[THE REQUEST] Write out the data again in full, exactly as it reads.

(Figure content listings)
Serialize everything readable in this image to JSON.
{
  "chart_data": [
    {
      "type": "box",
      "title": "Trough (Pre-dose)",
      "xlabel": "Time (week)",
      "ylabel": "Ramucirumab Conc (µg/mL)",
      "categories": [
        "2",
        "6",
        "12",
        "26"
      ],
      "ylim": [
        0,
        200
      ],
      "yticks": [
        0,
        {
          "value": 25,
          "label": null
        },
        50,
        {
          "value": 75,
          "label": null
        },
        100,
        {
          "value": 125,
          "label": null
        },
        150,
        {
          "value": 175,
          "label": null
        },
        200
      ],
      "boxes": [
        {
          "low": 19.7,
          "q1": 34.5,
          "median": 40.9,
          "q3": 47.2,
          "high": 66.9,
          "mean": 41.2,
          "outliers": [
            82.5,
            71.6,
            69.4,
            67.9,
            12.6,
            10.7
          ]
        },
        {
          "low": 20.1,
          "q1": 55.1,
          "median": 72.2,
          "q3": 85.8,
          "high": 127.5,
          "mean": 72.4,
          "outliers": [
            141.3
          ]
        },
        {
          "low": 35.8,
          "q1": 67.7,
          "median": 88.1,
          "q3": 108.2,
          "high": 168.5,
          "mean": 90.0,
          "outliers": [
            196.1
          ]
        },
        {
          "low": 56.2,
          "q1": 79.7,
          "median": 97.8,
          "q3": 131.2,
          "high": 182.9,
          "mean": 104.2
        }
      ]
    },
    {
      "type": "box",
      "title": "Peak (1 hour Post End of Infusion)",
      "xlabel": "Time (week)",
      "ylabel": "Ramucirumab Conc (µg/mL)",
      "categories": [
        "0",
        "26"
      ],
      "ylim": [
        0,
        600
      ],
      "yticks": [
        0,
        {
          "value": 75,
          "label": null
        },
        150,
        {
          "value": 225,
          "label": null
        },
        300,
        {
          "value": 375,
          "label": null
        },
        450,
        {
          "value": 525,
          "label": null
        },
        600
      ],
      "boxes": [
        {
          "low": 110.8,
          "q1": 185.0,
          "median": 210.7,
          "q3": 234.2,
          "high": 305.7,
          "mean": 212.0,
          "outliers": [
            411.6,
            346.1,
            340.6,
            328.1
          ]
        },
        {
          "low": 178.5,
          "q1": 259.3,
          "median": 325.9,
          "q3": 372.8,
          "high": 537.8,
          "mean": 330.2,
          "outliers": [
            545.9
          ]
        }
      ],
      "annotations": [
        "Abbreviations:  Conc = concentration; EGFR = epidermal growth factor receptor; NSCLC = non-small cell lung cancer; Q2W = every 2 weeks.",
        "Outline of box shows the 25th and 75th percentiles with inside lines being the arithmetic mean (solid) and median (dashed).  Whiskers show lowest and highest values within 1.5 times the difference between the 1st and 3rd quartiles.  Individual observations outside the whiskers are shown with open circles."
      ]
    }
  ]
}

[FINAL RESULT]
Serialize everything readable in this image to JSON.
{
  "chart_data": [
    {
      "type": "box",
      "title": "Trough (Pre-dose)",
      "xlabel": "Time (week)",
      "ylabel": "Ramucirumab Conc (µg/mL)",
      "categories": [
        "2",
        "6",
        "12",
        "26"
      ],
      "ylim": [
        0,
        200
      ],
      "yticks": [
        0,
        {
          "value": 25,
          "label": null
        },
        50,
        {
          "value": 75,
          "label": null
        },
        100,
        {
          "value": 125,
          "label": null
        },
        150,
        {
          "value": 175,
          "label": null
        },
        200
      ],
      "boxes": [
        {
          "low": 19.7,
          "q1": 34.5,
          "median": 40.9,
          "q3": 47.2,
          "high": 66.9,
          "mean": 41.2,
          "outliers": [
            82.5,
            71.6,
            69.4,
            67.9,
            12.6,
            10.7
          ]
        },
        {
          "low": 20.1,
          "q1": 55.1,
          "median": 72.2,
          "q3": 85.8,
          "high": 127.5,
          "mean": 72.4,
          "outliers": [
            141.3
          ]
        },
        {
          "low": 35.8,
          "q1": 67.7,
          "median": 88.1,
          "q3": 108.2,
          "high": 168.5,
          "mean": 90.0,
          "outliers": [
            196.1
          ]
        },
        {
          "low": 56.2,
          "q1": 79.7,
          "median": 97.8,
          "q3": 131.2,
          "high": 182.9,
          "mean": 104.2
        }
      ]
    },
    {
      "type": "box",
      "title": "Peak (1 hour Post End of Infusion)",
      "xlabel": "Time (week)",
      "ylabel": "Ramucirumab Conc (µg/mL)",
      "categories": [
        "0",
        "26"
      ],
      "ylim": [
        0,
        600
      ],
      "yticks": [
        0,
        {
          "value": 75,
          "label": null
        },
        150,
        {
          "value": 225,
          "label": null
        },
        300,
        {
          "value": 375,
          "label": null
        },
        450,
        {
          "value": 525,
          "label": null
        },
        600
      ],
      "boxes": [
        {
          "low": 110.8,
          "q1": 185.0,
          "median": 210.7,
          "q3": 234.2,
          "high": 305.7,
          "mean": 212.0,
          "outliers": [
            411.6,
            346.1,
            340.6,
            328.1
          ]
        },
        {
          "low": 178.5,
          "q1": 259.3,
          "median": 325.9,
          "q3": 372.8,
          "high": 537.8,
          "mean": 330.2,
          "outliers": [
            545.9
          ]
        }
      ],
      "annotations": [
        "Abbreviations:  Conc = concentration; EGFR = epidermal growth factor receptor; NSCLC = non-small cell lung cancer; Q2W = every 2 weeks.",
        "Outline of box shows the 25th and 75th percentiles with inside lines being the arithmetic mean (solid) and median (dashed).  Whiskers show lowest and highest values within 1.5 times the difference between the 1st and 3rd quartiles.  Individual observations outside the whiskers are shown with open circles."
      ]
    }
  ]
}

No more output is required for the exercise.